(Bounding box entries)
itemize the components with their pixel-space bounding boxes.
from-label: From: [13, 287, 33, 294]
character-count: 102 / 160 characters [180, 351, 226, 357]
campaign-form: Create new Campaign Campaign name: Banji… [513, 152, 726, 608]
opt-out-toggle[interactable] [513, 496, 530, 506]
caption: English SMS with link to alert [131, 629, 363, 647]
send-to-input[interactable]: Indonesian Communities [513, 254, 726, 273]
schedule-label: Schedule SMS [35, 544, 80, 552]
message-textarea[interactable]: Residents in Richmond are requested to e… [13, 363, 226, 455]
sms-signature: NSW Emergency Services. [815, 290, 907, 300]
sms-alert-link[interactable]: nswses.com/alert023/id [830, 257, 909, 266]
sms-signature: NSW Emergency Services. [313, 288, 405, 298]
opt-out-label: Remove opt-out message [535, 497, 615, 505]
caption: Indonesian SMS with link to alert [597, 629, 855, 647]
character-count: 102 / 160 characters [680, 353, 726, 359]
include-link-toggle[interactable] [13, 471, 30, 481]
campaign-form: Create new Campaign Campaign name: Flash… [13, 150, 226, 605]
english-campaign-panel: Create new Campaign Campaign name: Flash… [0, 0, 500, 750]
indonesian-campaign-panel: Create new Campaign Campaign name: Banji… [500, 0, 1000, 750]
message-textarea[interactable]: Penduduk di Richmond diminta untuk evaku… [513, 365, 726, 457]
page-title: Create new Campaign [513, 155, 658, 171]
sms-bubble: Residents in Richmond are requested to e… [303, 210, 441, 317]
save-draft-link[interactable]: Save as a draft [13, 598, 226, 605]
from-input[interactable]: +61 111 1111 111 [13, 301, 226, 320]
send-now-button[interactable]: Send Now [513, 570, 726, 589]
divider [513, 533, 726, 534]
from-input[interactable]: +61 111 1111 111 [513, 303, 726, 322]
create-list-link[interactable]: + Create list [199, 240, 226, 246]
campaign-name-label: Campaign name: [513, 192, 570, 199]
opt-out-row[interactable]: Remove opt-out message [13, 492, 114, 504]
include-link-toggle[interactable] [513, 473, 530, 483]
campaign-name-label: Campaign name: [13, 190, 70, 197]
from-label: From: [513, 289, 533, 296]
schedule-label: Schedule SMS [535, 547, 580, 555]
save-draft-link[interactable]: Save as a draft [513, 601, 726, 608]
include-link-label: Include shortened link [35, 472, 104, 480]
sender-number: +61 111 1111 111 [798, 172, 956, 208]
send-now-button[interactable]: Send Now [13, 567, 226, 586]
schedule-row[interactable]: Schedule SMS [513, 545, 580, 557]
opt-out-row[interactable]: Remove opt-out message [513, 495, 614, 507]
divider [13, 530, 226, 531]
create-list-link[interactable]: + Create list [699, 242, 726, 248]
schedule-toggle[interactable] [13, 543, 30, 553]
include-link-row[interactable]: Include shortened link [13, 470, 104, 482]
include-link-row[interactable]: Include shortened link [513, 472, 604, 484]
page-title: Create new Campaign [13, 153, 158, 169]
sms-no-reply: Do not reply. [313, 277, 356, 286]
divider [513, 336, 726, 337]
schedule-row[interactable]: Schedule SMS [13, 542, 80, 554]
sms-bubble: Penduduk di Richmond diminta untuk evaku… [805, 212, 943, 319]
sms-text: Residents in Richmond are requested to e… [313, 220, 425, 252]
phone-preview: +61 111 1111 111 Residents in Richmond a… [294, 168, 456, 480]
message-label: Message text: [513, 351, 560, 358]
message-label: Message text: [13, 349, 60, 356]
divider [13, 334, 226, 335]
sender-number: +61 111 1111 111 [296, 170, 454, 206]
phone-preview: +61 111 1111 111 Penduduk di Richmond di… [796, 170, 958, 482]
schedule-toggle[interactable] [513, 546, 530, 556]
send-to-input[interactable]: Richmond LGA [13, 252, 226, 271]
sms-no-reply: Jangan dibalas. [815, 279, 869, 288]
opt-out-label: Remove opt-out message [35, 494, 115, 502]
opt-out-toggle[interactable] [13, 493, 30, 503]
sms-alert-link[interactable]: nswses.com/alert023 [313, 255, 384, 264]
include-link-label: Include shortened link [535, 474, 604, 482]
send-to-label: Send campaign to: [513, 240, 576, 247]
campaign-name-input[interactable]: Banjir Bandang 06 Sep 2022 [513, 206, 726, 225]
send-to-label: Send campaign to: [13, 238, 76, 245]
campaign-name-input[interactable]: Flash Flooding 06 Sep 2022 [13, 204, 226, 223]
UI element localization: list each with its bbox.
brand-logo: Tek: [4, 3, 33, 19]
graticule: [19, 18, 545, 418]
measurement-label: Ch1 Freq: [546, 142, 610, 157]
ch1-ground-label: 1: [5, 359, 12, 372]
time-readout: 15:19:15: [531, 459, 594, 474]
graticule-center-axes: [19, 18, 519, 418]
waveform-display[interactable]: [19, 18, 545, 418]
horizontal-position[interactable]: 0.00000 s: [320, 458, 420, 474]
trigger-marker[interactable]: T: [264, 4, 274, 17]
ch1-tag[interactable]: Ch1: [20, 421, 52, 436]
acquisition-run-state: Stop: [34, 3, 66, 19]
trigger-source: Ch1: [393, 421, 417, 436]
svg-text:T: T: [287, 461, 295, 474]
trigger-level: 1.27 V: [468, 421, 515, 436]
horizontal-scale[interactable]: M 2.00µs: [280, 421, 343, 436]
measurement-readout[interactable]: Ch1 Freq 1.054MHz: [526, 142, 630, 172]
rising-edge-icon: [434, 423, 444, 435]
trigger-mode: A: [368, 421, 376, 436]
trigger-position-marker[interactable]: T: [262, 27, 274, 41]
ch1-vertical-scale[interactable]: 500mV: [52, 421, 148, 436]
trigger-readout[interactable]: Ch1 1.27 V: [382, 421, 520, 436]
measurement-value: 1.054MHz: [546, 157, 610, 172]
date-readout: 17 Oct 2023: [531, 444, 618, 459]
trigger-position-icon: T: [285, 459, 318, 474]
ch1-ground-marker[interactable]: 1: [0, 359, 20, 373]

* [What you need to do]:
Repeat each line of these records word for word.

* [Solution for this problem]:
itemize the components with their pixel-space bounding boxes.
from-label: From: [13, 287, 33, 294]
character-count: 102 / 160 characters [180, 351, 226, 357]
campaign-form: Create new Campaign Campaign name: Banji… [513, 152, 726, 608]
opt-out-toggle[interactable] [513, 496, 530, 506]
caption: English SMS with link to alert [131, 629, 363, 647]
send-to-input[interactable]: Indonesian Communities [513, 254, 726, 273]
schedule-label: Schedule SMS [35, 544, 80, 552]
message-textarea[interactable]: Residents in Richmond are requested to e… [13, 363, 226, 455]
sms-signature: NSW Emergency Services. [815, 290, 907, 300]
sms-alert-link[interactable]: nswses.com/alert023/id [830, 257, 909, 266]
sms-signature: NSW Emergency Services. [313, 288, 405, 298]
opt-out-label: Remove opt-out message [535, 497, 615, 505]
caption: Indonesian SMS with link to alert [597, 629, 855, 647]
character-count: 102 / 160 characters [680, 353, 726, 359]
include-link-toggle[interactable] [13, 471, 30, 481]
campaign-form: Create new Campaign Campaign name: Flash… [13, 150, 226, 605]
english-campaign-panel: Create new Campaign Campaign name: Flash… [0, 0, 500, 750]
indonesian-campaign-panel: Create new Campaign Campaign name: Banji… [500, 0, 1000, 750]
message-textarea[interactable]: Penduduk di Richmond diminta untuk evaku… [513, 365, 726, 457]
page-title: Create new Campaign [513, 155, 658, 171]
sms-bubble: Residents in Richmond are requested to e… [303, 210, 441, 317]
save-draft-link[interactable]: Save as a draft [13, 598, 226, 605]
from-input[interactable]: +61 111 1111 111 [13, 301, 226, 320]
send-now-button[interactable]: Send Now [513, 570, 726, 589]
divider [513, 533, 726, 534]
from-input[interactable]: +61 111 1111 111 [513, 303, 726, 322]
create-list-link[interactable]: + Create list [199, 240, 226, 246]
campaign-name-label: Campaign name: [513, 192, 570, 199]
opt-out-row[interactable]: Remove opt-out message [13, 492, 114, 504]
include-link-toggle[interactable] [513, 473, 530, 483]
campaign-name-label: Campaign name: [13, 190, 70, 197]
from-label: From: [513, 289, 533, 296]
schedule-label: Schedule SMS [535, 547, 580, 555]
save-draft-link[interactable]: Save as a draft [513, 601, 726, 608]
include-link-label: Include shortened link [35, 472, 104, 480]
sender-number: +61 111 1111 111 [798, 172, 956, 208]
send-now-button[interactable]: Send Now [13, 567, 226, 586]
schedule-row[interactable]: Schedule SMS [513, 545, 580, 557]
opt-out-row[interactable]: Remove opt-out message [513, 495, 614, 507]
divider [13, 530, 226, 531]
create-list-link[interactable]: + Create list [699, 242, 726, 248]
schedule-toggle[interactable] [13, 543, 30, 553]
include-link-row[interactable]: Include shortened link [13, 470, 104, 482]
include-link-row[interactable]: Include shortened link [513, 472, 604, 484]
page-title: Create new Campaign [13, 153, 158, 169]
sms-no-reply: Do not reply. [313, 277, 356, 286]
divider [513, 336, 726, 337]
schedule-row[interactable]: Schedule SMS [13, 542, 80, 554]
sms-bubble: Penduduk di Richmond diminta untuk evaku… [805, 212, 943, 319]
sms-text: Residents in Richmond are requested to e… [313, 220, 425, 252]
phone-preview: +61 111 1111 111 Residents in Richmond a… [294, 168, 456, 480]
message-label: Message text: [513, 351, 560, 358]
message-label: Message text: [13, 349, 60, 356]
divider [13, 334, 226, 335]
sender-number: +61 111 1111 111 [296, 170, 454, 206]
phone-preview: +61 111 1111 111 Penduduk di Richmond di… [796, 170, 958, 482]
schedule-toggle[interactable] [513, 546, 530, 556]
send-to-input[interactable]: Richmond LGA [13, 252, 226, 271]
sms-no-reply: Jangan dibalas. [815, 279, 869, 288]
opt-out-label: Remove opt-out message [35, 494, 115, 502]
opt-out-toggle[interactable] [13, 493, 30, 503]
sms-alert-link[interactable]: nswses.com/alert023 [313, 255, 384, 264]
include-link-label: Include shortened link [535, 474, 604, 482]
send-to-label: Send campaign to: [513, 240, 576, 247]
campaign-name-input[interactable]: Banjir Bandang 06 Sep 2022 [513, 206, 726, 225]
send-to-label: Send campaign to: [13, 238, 76, 245]
campaign-name-input[interactable]: Flash Flooding 06 Sep 2022 [13, 204, 226, 223]
UI element localization: list each with its bbox.
brand-logo: Tek: [4, 3, 33, 19]
graticule: [19, 18, 545, 418]
measurement-label: Ch1 Freq: [546, 142, 610, 157]
ch1-ground-label: 1: [5, 359, 12, 372]
time-readout: 15:19:15: [531, 459, 594, 474]
graticule-center-axes: [19, 18, 519, 418]
waveform-display[interactable]: [19, 18, 545, 418]
horizontal-position[interactable]: 0.00000 s: [320, 458, 420, 474]
trigger-marker[interactable]: T: [264, 4, 274, 17]
ch1-tag[interactable]: Ch1: [20, 421, 52, 436]
acquisition-run-state: Stop: [34, 3, 66, 19]
trigger-source: Ch1: [393, 421, 417, 436]
svg-text:T: T: [287, 461, 295, 474]
trigger-level: 1.27 V: [468, 421, 515, 436]
horizontal-scale[interactable]: M 2.00µs: [280, 421, 343, 436]
measurement-readout[interactable]: Ch1 Freq 1.054MHz: [526, 142, 630, 172]
rising-edge-icon: [434, 423, 444, 435]
trigger-mode: A: [368, 421, 376, 436]
trigger-position-marker[interactable]: T: [262, 27, 274, 41]
ch1-vertical-scale[interactable]: 500mV: [52, 421, 148, 436]
trigger-readout[interactable]: Ch1 1.27 V: [382, 421, 520, 436]
measurement-value: 1.054MHz: [546, 157, 610, 172]
date-readout: 17 Oct 2023: [531, 444, 618, 459]
trigger-position-icon: T: [285, 459, 318, 474]
ch1-ground-marker[interactable]: 1: [0, 359, 20, 373]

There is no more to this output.